(Stored data entries)
..........

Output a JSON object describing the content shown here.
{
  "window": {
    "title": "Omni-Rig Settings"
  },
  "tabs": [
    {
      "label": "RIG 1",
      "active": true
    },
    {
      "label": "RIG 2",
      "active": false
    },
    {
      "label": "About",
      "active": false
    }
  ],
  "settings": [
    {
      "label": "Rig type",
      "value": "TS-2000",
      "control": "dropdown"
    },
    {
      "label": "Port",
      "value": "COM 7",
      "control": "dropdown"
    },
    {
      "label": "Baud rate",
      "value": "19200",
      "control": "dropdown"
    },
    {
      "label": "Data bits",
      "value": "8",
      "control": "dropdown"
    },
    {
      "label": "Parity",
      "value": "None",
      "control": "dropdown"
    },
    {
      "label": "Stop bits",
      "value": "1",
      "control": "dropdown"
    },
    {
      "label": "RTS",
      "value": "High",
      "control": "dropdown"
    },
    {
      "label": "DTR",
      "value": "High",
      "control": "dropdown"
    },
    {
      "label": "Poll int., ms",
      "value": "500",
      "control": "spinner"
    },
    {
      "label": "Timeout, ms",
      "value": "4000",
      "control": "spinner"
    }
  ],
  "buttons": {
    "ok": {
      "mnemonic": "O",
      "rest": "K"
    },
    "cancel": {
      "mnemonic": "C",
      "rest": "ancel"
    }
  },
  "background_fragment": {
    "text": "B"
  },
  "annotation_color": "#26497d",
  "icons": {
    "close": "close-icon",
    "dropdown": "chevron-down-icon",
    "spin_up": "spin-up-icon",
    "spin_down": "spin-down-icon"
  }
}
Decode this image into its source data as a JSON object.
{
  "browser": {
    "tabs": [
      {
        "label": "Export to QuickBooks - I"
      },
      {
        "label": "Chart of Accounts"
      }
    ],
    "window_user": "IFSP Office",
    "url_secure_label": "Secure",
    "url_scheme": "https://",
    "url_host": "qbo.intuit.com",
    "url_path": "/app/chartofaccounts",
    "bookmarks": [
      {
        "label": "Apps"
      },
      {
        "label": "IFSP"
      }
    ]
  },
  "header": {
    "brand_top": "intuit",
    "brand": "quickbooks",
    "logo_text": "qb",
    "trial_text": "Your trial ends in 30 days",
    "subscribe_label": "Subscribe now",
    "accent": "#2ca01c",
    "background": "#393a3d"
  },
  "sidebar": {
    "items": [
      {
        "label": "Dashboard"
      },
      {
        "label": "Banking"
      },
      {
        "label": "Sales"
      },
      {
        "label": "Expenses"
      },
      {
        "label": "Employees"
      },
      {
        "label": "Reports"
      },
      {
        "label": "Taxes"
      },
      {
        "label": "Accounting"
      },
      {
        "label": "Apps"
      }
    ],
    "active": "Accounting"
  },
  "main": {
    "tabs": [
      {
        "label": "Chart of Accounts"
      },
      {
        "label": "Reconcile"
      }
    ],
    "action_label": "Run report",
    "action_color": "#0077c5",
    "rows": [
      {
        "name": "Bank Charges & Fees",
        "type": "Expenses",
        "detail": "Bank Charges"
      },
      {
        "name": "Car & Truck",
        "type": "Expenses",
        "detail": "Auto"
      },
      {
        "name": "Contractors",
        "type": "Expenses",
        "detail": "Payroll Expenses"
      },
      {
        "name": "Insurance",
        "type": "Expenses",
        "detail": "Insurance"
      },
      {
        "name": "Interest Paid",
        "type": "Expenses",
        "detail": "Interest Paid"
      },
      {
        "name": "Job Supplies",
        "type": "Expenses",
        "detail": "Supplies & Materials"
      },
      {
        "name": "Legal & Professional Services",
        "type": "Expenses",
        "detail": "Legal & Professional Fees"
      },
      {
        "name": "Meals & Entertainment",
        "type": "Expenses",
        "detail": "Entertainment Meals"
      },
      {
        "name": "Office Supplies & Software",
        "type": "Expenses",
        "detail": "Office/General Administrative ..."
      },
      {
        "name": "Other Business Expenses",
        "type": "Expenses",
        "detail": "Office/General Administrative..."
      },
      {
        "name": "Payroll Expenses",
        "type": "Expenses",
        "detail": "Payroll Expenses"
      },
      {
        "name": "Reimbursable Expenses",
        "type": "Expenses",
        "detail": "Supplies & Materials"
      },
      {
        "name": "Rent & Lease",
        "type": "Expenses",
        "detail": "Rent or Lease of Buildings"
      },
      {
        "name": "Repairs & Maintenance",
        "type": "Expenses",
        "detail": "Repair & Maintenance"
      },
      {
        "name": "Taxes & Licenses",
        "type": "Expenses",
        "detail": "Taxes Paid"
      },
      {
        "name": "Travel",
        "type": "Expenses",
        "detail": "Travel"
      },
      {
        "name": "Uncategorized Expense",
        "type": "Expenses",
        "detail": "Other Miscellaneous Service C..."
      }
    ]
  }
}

..........

Given instruction |
Each entry is to be returned in full, character for character.

Answer to the task |
Output a JSON object describing the content shown here.
{
  "window": {
    "title": "Omni-Rig Settings"
  },
  "tabs": [
    {
      "label": "RIG 1",
      "active": true
    },
    {
      "label": "RIG 2",
      "active": false
    },
    {
      "label": "About",
      "active": false
    }
  ],
  "settings": [
    {
      "label": "Rig type",
      "value": "TS-2000",
      "control": "dropdown"
    },
    {
      "label": "Port",
      "value": "COM 7",
      "control": "dropdown"
    },
    {
      "label": "Baud rate",
      "value": "19200",
      "control": "dropdown"
    },
    {
      "label": "Data bits",
      "value": "8",
      "control": "dropdown"
    },
    {
      "label": "Parity",
      "value": "None",
      "control": "dropdown"
    },
    {
      "label": "Stop bits",
      "value": "1",
      "control": "dropdown"
    },
    {
      "label": "RTS",
      "value": "High",
      "control": "dropdown"
    },
    {
      "label": "DTR",
      "value": "High",
      "control": "dropdown"
    },
    {
      "label": "Poll int., ms",
      "value": "500",
      "control": "spinner"
    },
    {
      "label": "Timeout, ms",
      "value": "4000",
      "control": "spinner"
    }
  ],
  "buttons": {
    "ok": {
      "mnemonic": "O",
      "rest": "K"
    },
    "cancel": {
      "mnemonic": "C",
      "rest": "ancel"
    }
  },
  "background_fragment": {
    "text": "B"
  },
  "annotation_color": "#26497d",
  "icons": {
    "close": "close-icon",
    "dropdown": "chevron-down-icon",
    "spin_up": "spin-up-icon",
    "spin_down": "spin-down-icon"
  }
}
Decode this image into its source data as a JSON object.
{
  "browser": {
    "tabs": [
      {
        "label": "Export to QuickBooks - I"
      },
      {
        "label": "Chart of Accounts"
      }
    ],
    "window_user": "IFSP Office",
    "url_secure_label": "Secure",
    "url_scheme": "https://",
    "url_host": "qbo.intuit.com",
    "url_path": "/app/chartofaccounts",
    "bookmarks": [
      {
        "label": "Apps"
      },
      {
        "label": "IFSP"
      }
    ]
  },
  "header": {
    "brand_top": "intuit",
    "brand": "quickbooks",
    "logo_text": "qb",
    "trial_text": "Your trial ends in 30 days",
    "subscribe_label": "Subscribe now",
    "accent": "#2ca01c",
    "background": "#393a3d"
  },
  "sidebar": {
    "items": [
      {
        "label": "Dashboard"
      },
      {
        "label": "Banking"
      },
      {
        "label": "Sales"
      },
      {
        "label": "Expenses"
      },
      {
        "label": "Employees"
      },
      {
        "label": "Reports"
      },
      {
        "label": "Taxes"
      },
      {
        "label": "Accounting"
      },
      {
        "label": "Apps"
      }
    ],
    "active": "Accounting"
  },
  "main": {
    "tabs": [
      {
        "label": "Chart of Accounts"
      },
      {
        "label": "Reconcile"
      }
    ],
    "action_label": "Run report",
    "action_color": "#0077c5",
    "rows": [
      {
        "name": "Bank Charges & Fees",
        "type": "Expenses",
        "detail": "Bank Charges"
      },
      {
        "name": "Car & Truck",
        "type": "Expenses",
        "detail": "Auto"
      },
      {
        "name": "Contractors",
        "type": "Expenses",
        "detail": "Payroll Expenses"
      },
      {
        "name": "Insurance",
        "type": "Expenses",
        "detail": "Insurance"
      },
      {
        "name": "Interest Paid",
        "type": "Expenses",
        "detail": "Interest Paid"
      },
      {
        "name": "Job Supplies",
        "type": "Expenses",
        "detail": "Supplies & Materials"
      },
      {
        "name": "Legal & Professional Services",
        "type": "Expenses",
        "detail": "Legal & Professional Fees"
      },
      {
        "name": "Meals & Entertainment",
        "type": "Expenses",
        "detail": "Entertainment Meals"
      },
      {
        "name": "Office Supplies & Software",
        "type": "Expenses",
        "detail": "Office/General Administrative ..."
      },
      {
        "name": "Other Business Expenses",
        "type": "Expenses",
        "detail": "Office/General Administrative..."
      },
      {
        "name": "Payroll Expenses",
        "type": "Expenses",
        "detail": "Payroll Expenses"
      },
      {
        "name": "Reimbursable Expenses",
        "type": "Expenses",
        "detail": "Supplies & Materials"
      },
      {
        "name": "Rent & Lease",
        "type": "Expenses",
        "detail": "Rent or Lease of Buildings"
      },
      {
        "name": "Repairs & Maintenance",
        "type": "Expenses",
        "detail": "Repair & Maintenance"
      },
      {
        "name": "Taxes & Licenses",
        "type": "Expenses",
        "detail": "Taxes Paid"
      },
      {
        "name": "Travel",
        "type": "Expenses",
        "detail": "Travel"
      },
      {
        "name": "Uncategorized Expense",
        "type": "Expenses",
        "detail": "Other Miscellaneous Service C..."
      }
    ]
  }
}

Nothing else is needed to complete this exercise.